## WHAT THE EXERCISE ASKS
Write the listing below out again exactly, dropping the images.

## LISTED RECORDS
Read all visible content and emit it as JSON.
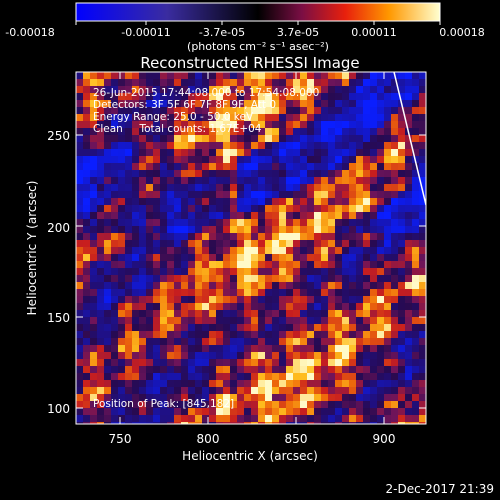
{
  "colorbar": {
    "tick_labels": [
      "-0.00018",
      "-0.00011",
      "-3.7e-05",
      "3.7e-05",
      "0.00011",
      "0.00018"
    ],
    "unit_label": "(photons cm⁻² s⁻¹ asec⁻²)",
    "range": [
      -0.00018,
      0.00018
    ]
  },
  "plot": {
    "title": "Reconstructed RHESSI Image",
    "xlabel": "Heliocentric X (arcsec)",
    "ylabel": "Heliocentric Y (arcsec)",
    "x_ticks": [
      "750",
      "800",
      "850",
      "900"
    ],
    "y_ticks": [
      "100",
      "150",
      "200",
      "250"
    ],
    "xlim": [
      727,
      920
    ],
    "ylim": [
      92,
      286
    ]
  },
  "annotations": {
    "time_range": "26-Jun-2015 17:44:08.000 to 17:54:08.000",
    "detectors": "Detectors: 3F 5F 6F 7F 8F 9F, Att 0",
    "energy_range": "Energy Range: 25.0 - 50.0 keV",
    "method_counts": "Clean     Total counts: 1.67E+04",
    "position": "Position of Peak: [845,182]"
  },
  "footer": {
    "timestamp": "2-Dec-2017 21:39"
  }
}
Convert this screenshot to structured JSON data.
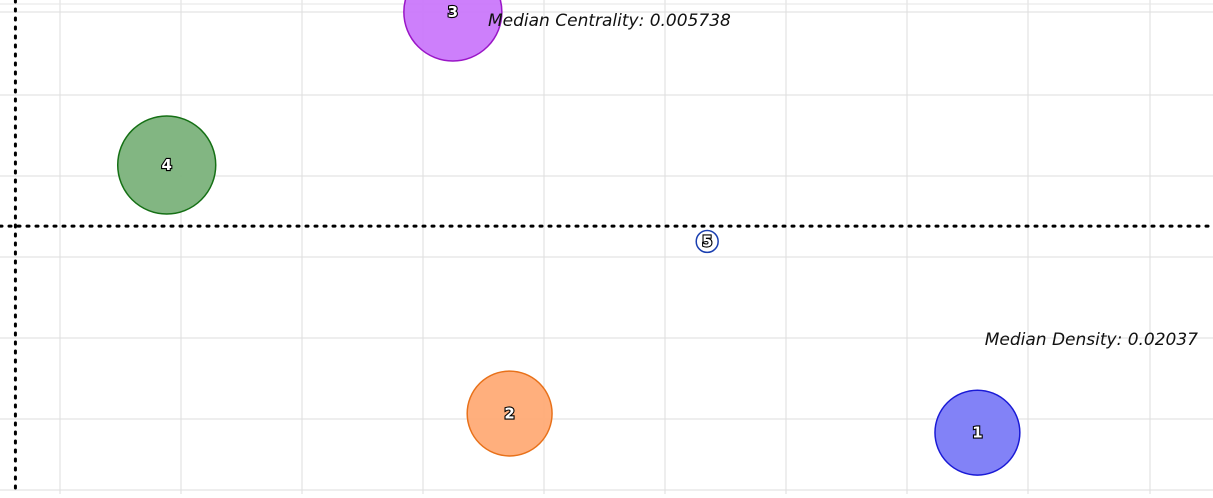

## SOLUTION TO THE PROBLEM
Read all visible content and emit it as JSON.
{
  "colorbar": {
    "tick_labels": [
      "-0.00018",
      "-0.00011",
      "-3.7e-05",
      "3.7e-05",
      "0.00011",
      "0.00018"
    ],
    "unit_label": "(photons cm⁻² s⁻¹ asec⁻²)",
    "range": [
      -0.00018,
      0.00018
    ]
  },
  "plot": {
    "title": "Reconstructed RHESSI Image",
    "xlabel": "Heliocentric X (arcsec)",
    "ylabel": "Heliocentric Y (arcsec)",
    "x_ticks": [
      "750",
      "800",
      "850",
      "900"
    ],
    "y_ticks": [
      "100",
      "150",
      "200",
      "250"
    ],
    "xlim": [
      727,
      920
    ],
    "ylim": [
      92,
      286
    ]
  },
  "annotations": {
    "time_range": "26-Jun-2015 17:44:08.000 to 17:54:08.000",
    "detectors": "Detectors: 3F 5F 6F 7F 8F 9F, Att 0",
    "energy_range": "Energy Range: 25.0 - 50.0 keV",
    "method_counts": "Clean     Total counts: 1.67E+04",
    "position": "Position of Peak: [845,182]"
  },
  "footer": {
    "timestamp": "2-Dec-2017 21:39"
  }
}
Convert this screenshot to structured JSON data.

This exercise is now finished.